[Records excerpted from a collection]
---*---

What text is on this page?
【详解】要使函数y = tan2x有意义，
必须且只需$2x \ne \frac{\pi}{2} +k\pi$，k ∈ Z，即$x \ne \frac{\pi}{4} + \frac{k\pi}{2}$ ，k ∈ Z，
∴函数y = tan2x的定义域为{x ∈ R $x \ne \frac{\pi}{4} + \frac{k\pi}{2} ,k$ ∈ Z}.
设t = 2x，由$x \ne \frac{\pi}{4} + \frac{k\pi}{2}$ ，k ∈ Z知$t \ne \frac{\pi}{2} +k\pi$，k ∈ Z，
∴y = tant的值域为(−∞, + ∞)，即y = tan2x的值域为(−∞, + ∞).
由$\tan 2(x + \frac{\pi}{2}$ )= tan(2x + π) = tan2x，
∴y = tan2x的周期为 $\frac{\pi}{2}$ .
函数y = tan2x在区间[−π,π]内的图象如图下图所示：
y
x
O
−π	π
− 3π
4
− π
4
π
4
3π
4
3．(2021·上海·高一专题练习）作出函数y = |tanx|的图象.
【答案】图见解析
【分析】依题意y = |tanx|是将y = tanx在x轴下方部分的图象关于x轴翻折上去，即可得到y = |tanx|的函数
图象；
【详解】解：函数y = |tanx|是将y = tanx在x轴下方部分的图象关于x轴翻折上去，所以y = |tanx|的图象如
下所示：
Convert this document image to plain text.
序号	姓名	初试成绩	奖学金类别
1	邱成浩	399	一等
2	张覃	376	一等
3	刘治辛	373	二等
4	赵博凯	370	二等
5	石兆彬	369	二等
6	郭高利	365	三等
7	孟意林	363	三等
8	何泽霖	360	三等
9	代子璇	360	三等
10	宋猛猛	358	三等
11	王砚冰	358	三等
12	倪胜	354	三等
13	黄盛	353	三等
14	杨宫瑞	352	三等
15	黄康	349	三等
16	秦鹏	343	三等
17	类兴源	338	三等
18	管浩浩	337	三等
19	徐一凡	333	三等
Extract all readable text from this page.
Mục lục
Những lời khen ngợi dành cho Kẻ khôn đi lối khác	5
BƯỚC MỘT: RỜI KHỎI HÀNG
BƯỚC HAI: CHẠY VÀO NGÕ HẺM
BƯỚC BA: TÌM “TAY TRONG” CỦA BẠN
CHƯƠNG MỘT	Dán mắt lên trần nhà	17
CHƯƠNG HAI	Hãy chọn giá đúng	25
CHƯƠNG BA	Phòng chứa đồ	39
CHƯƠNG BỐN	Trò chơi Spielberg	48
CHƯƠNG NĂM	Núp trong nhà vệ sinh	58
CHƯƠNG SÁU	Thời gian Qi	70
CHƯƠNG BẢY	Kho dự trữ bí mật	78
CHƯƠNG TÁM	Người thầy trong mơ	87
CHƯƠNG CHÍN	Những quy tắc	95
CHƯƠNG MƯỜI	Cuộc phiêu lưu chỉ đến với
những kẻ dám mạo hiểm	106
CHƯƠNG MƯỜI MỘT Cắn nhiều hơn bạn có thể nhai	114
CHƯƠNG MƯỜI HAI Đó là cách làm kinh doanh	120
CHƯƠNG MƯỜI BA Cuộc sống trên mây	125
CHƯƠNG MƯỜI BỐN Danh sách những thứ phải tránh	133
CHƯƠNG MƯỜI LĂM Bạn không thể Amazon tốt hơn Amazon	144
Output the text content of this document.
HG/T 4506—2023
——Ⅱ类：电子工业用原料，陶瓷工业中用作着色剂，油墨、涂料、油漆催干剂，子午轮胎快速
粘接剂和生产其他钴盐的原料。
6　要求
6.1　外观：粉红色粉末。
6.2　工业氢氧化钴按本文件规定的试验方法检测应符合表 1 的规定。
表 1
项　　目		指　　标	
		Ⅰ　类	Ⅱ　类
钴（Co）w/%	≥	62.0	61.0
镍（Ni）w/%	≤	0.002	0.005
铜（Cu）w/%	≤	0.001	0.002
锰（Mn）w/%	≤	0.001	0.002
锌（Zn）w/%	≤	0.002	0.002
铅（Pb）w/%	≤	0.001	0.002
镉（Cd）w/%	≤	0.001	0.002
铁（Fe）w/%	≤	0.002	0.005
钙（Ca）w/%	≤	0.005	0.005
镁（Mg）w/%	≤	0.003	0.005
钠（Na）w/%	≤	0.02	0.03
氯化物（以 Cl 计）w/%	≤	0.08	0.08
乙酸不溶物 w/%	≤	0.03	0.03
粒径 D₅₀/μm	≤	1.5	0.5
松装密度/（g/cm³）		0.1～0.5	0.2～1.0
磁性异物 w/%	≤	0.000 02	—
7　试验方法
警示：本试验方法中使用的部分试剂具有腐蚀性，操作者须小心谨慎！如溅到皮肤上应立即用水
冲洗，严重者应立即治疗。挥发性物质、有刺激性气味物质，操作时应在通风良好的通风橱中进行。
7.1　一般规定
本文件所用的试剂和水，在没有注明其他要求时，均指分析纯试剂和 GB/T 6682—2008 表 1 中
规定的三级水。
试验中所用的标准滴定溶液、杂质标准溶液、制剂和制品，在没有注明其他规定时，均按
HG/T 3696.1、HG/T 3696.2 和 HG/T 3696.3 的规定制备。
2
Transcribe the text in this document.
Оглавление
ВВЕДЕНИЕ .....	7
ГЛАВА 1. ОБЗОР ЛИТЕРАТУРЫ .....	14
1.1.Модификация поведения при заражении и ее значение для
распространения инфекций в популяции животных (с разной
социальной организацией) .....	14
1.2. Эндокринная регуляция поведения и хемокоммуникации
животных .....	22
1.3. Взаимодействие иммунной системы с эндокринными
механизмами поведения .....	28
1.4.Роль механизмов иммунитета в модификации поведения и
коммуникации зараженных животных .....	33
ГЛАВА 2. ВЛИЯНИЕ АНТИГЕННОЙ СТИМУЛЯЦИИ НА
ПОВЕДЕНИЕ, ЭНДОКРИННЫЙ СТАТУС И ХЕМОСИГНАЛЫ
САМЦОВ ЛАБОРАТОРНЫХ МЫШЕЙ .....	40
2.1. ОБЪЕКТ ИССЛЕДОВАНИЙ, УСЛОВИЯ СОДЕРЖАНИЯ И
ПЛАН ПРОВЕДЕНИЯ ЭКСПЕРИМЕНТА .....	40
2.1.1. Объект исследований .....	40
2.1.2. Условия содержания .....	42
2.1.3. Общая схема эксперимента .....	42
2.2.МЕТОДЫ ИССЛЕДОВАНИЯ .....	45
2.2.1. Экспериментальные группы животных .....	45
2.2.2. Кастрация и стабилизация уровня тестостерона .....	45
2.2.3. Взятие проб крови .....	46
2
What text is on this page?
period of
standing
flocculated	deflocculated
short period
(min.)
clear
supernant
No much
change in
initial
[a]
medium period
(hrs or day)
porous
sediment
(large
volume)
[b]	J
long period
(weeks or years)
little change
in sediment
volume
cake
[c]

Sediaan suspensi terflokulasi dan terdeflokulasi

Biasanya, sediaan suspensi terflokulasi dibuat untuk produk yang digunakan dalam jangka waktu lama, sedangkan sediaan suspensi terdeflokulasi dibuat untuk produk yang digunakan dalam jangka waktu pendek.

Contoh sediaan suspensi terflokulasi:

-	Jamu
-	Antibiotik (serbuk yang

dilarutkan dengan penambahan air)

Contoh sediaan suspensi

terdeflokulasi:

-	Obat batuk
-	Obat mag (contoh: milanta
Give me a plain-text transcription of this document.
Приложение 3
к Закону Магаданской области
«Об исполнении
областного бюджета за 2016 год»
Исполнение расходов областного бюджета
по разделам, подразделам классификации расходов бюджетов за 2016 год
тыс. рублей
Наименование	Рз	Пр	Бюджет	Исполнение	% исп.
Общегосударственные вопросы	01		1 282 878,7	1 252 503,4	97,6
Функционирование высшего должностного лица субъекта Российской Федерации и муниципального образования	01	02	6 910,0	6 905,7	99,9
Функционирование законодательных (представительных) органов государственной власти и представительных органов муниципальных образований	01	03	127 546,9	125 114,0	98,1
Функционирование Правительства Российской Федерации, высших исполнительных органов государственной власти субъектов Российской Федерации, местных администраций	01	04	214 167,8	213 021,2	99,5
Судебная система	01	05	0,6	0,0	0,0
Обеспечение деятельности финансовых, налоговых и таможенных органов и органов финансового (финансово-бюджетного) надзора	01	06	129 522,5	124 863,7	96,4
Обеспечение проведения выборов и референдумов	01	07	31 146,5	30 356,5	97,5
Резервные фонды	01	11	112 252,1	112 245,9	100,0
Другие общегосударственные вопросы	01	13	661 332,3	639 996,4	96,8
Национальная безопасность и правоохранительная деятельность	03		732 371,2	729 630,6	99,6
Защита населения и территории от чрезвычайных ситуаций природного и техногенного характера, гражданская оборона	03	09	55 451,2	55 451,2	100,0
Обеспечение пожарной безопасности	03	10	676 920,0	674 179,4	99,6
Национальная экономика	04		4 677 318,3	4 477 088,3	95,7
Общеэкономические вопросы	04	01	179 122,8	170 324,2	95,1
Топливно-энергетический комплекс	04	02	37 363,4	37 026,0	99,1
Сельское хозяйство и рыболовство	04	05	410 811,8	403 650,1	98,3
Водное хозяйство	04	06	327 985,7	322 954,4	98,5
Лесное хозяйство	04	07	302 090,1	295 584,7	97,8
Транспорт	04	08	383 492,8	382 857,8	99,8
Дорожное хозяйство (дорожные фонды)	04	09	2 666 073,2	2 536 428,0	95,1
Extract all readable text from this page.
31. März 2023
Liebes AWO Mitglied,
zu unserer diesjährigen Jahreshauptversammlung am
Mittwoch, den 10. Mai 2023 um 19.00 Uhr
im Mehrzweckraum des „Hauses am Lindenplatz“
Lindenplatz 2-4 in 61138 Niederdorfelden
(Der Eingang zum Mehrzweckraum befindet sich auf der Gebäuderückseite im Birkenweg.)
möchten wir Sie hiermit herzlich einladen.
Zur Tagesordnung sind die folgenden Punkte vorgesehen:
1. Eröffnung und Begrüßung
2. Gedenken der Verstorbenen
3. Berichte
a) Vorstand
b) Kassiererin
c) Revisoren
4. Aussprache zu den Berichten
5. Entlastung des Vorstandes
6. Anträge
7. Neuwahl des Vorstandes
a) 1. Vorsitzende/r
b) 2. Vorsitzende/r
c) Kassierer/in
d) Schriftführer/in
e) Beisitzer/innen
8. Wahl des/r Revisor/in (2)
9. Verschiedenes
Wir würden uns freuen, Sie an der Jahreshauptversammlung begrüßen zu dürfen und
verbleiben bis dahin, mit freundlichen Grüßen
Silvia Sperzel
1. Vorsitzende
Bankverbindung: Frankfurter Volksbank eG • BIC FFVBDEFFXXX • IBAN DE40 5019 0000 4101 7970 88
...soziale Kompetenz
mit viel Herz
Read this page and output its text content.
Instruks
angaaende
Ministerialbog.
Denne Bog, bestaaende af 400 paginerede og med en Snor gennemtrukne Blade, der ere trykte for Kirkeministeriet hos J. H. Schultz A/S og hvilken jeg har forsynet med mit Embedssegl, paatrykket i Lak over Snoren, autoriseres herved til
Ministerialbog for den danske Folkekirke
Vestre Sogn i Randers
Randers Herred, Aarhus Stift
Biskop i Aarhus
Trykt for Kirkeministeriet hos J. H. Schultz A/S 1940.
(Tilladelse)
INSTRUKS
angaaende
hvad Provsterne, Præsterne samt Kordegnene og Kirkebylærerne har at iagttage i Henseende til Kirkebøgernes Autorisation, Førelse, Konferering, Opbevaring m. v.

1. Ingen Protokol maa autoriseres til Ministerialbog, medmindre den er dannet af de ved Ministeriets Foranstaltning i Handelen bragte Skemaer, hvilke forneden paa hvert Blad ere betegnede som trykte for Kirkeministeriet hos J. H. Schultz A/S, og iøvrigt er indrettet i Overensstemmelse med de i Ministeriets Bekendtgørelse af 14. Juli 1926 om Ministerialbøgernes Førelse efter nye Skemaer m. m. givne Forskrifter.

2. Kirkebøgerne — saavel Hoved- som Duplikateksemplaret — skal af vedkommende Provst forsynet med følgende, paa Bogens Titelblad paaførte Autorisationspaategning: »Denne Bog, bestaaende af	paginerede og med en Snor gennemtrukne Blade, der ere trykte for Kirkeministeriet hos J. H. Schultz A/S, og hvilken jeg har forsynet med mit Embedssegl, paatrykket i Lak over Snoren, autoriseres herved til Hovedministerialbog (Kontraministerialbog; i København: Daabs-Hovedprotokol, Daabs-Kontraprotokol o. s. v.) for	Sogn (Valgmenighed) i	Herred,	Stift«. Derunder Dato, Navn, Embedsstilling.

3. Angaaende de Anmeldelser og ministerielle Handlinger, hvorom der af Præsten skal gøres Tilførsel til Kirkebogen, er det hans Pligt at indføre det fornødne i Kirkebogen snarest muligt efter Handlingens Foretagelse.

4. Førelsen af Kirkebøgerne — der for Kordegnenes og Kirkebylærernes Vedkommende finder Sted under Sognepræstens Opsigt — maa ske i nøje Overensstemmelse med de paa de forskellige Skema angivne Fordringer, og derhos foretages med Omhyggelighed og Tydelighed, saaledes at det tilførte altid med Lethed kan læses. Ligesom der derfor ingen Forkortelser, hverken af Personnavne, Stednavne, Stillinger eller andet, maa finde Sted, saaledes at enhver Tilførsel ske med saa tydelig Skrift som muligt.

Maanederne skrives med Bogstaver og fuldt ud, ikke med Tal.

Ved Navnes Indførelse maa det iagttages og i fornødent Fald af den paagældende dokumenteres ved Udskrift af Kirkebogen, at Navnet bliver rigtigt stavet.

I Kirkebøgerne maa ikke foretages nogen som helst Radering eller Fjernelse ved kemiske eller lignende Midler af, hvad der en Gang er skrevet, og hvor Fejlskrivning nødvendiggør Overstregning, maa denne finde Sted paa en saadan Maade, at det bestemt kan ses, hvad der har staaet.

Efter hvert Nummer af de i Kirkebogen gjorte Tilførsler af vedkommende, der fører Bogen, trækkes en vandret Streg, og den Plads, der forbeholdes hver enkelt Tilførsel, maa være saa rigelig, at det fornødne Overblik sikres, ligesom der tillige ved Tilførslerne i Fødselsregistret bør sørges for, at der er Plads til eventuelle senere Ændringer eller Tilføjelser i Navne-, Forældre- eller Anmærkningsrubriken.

---*---

- **Given problem**:
The required output is the number of lines containing the word "поведения", and nothing besides.

- **Output of the task**:
4